▸ Objective 1
According to the initial data analysis passage, why is it appropriate to take the average of the measurements?
▸ Objective 2
Summarize the initial data analysis passage in two sentences.
▸ Objective 3
Carry the initial data analysis passage forward from its last sentence.

▸ Document passage
--------
Initial Data Analysis
For the average wavelength calculations, we took an average of all the data for one transition (i.e. all the Blue-Green wavelengths for Hydrogen) for Hydrogen and Deuterium separately using the following formula:
[math]\displaystyle{ \bar x = \frac{\sum_{i=1} x_i}{n} }[/math],
where [math]\displaystyle{ x_i }[/math] is one of the measurements and [math]\displaystyle{ n }[/math] is the total number of measurements. It is appropriate to take the average here because the observations should all be from the same parent distribution. Next, I calculated the Rydberg constant for each wavelength using the following formula:
[math]\displaystyle{ \frac{1}{\lambda} = R \left(\frac{1}{n_1^2}-\frac{1}{n_2^2}\right) }[/math],
where [math]\displaystyle{ n_1=2 }[/math] for the Balmer Series. And finally I calculated the average Rydberg constant for Hydrogen and Deuterium separately using the preceding formula for averages, and the Standard Error of the Mean (SEM) using the following formula:
[math]\displaystyle{ SEM\ = \frac{s}{\sqrt{n}} }[/math],
where s is the standard deviation for the sample. All of these calculations can be seen below in Table 2.
--------
▸ Element position data
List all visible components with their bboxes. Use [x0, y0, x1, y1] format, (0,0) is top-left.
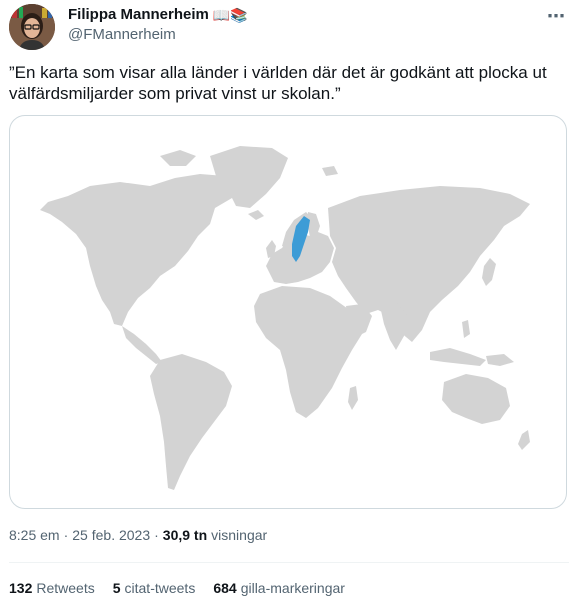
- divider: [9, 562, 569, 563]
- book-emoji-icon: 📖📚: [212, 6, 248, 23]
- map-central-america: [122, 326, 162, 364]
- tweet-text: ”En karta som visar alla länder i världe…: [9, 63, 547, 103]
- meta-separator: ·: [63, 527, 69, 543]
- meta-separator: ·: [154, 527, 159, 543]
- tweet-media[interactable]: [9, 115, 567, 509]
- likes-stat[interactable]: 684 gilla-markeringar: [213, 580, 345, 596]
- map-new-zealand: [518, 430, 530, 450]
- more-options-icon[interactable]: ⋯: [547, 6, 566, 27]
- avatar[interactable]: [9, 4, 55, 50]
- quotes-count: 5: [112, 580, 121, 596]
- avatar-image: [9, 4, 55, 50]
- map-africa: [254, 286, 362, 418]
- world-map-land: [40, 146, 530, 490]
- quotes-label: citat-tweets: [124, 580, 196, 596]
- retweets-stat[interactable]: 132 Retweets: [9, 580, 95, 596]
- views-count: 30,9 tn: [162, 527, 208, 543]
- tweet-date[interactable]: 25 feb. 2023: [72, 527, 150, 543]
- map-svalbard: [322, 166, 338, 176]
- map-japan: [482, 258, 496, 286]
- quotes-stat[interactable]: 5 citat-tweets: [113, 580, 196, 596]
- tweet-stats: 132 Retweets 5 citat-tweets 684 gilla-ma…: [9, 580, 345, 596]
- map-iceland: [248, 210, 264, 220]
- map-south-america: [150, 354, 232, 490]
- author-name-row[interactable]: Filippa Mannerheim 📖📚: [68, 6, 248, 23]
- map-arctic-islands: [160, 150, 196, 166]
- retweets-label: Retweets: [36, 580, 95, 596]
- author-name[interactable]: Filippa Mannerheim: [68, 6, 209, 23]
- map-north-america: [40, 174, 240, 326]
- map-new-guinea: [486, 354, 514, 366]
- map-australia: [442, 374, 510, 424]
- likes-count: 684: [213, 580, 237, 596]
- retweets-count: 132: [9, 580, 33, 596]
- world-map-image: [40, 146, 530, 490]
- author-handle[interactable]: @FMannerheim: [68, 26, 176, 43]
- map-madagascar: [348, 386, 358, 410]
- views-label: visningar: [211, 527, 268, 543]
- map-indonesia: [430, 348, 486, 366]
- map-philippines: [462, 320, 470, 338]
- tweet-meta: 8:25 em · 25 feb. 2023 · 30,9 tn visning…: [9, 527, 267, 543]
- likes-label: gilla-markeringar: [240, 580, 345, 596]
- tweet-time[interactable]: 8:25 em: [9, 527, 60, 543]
--------
▸ Reply 1
The observations should all be from the same parent distribution.

▸ Reply 2
The measured wavelengths for each transition were averaged separately for Hydrogen and Deuterium, which is appropriate because the observations should all come from the same parent distribution. The Rydberg constant was then calculated for each wavelength, with n₁ = 2 for the Balmer Series, and its average and Standard Error of the Mean were found separately for Hydrogen and Deuterium, with all results shown in Table 2.

▸ Reply 3
Final Data Analysis
For the numerical calculation, I first calculated the average wavelength for each transition using the same method as above. I then calculated a Rydberg constant for each transition using the Rydberg formula shown above with [math]\displaystyle{ n_1=2 }[/math] for the Balmer Series. Finally, I found the Standard Error of the Mean for the four Rydberg calculations. For the graphical calculation, I first graphed [math]\displaystyle{ \frac{1}{\lambda} }[/math] vs [math]\displaystyle{ \left(\frac{1}{n_1^2}-\frac{1}{n_2^2}\right) }[/math], which can be seen in Figure 4. For [math]\displaystyle{ \lambda }[/math], I used the average wavelengths calculated in the numerical section. The resulting best fit line for the data should have a slope equal to the Rydberg Constant. To find this slope, I used the LinEst function which returned the slope, as well as the uncertainty in the slope. All of these results can be found below in Table 3.

Note: All calculations were performed in Google Docs, except the formulation of the graph and the calculation of the slope via the LinEst function. The graph and linest function were used in Microsoft Excel version 14.0.5128.5000 (32-bit).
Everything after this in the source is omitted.